Aim: Look through the data below and say how many of its lines contain "this", adding nothing else.
====
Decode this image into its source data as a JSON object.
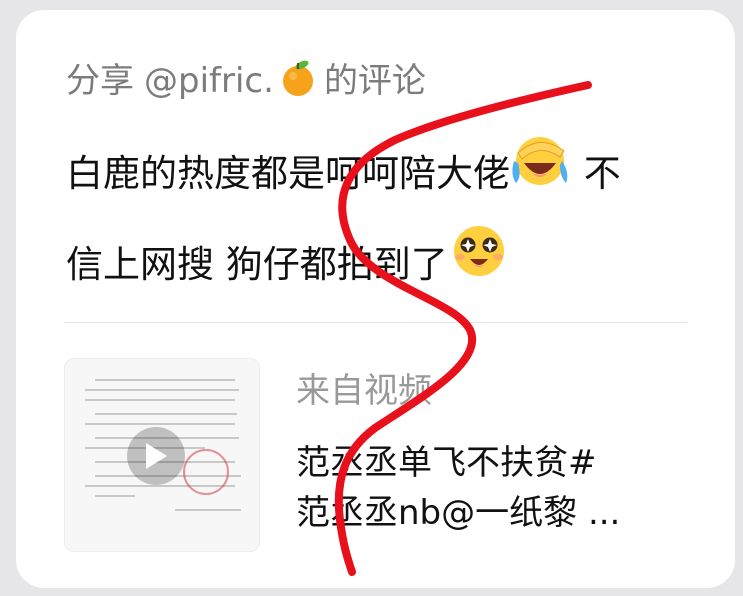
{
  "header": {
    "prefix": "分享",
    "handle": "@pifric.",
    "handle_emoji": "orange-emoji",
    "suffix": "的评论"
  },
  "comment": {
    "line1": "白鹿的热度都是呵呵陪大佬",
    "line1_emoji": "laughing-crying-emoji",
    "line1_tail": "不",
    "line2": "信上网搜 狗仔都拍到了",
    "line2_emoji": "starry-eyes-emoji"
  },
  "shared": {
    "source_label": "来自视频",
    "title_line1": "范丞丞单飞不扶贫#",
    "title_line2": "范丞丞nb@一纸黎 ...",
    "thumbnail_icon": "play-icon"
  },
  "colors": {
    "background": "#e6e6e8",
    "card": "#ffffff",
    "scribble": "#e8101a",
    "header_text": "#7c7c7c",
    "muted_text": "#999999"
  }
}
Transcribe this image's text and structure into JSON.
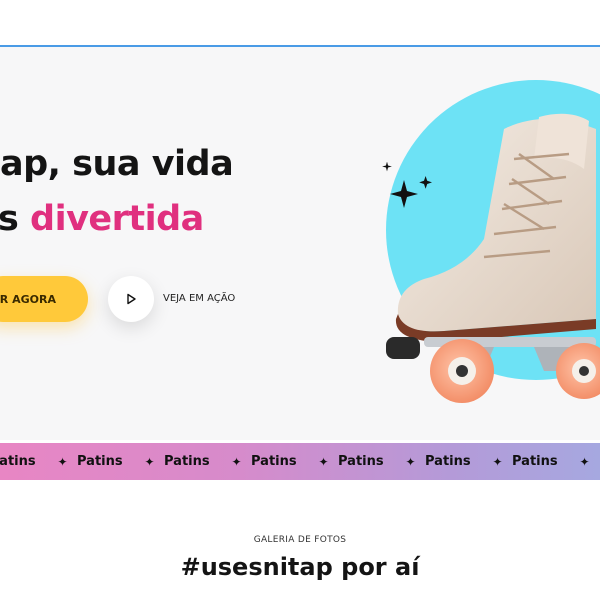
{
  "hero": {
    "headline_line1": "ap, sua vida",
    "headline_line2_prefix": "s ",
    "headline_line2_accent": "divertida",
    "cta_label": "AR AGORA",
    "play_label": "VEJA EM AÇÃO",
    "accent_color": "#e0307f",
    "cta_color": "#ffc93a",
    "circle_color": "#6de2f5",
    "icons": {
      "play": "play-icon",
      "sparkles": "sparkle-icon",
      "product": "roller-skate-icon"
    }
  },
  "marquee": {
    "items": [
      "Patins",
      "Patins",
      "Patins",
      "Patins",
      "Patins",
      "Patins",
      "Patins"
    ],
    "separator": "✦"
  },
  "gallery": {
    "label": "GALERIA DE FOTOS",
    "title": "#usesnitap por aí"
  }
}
====
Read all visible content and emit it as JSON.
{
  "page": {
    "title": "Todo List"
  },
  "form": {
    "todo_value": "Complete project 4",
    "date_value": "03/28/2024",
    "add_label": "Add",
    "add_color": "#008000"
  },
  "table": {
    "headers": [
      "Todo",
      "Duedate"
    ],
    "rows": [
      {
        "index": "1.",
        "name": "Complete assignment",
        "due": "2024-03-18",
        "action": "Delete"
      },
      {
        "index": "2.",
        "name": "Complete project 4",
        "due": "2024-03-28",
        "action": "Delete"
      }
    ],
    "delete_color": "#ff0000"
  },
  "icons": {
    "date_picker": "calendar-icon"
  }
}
====
Result of the task: 2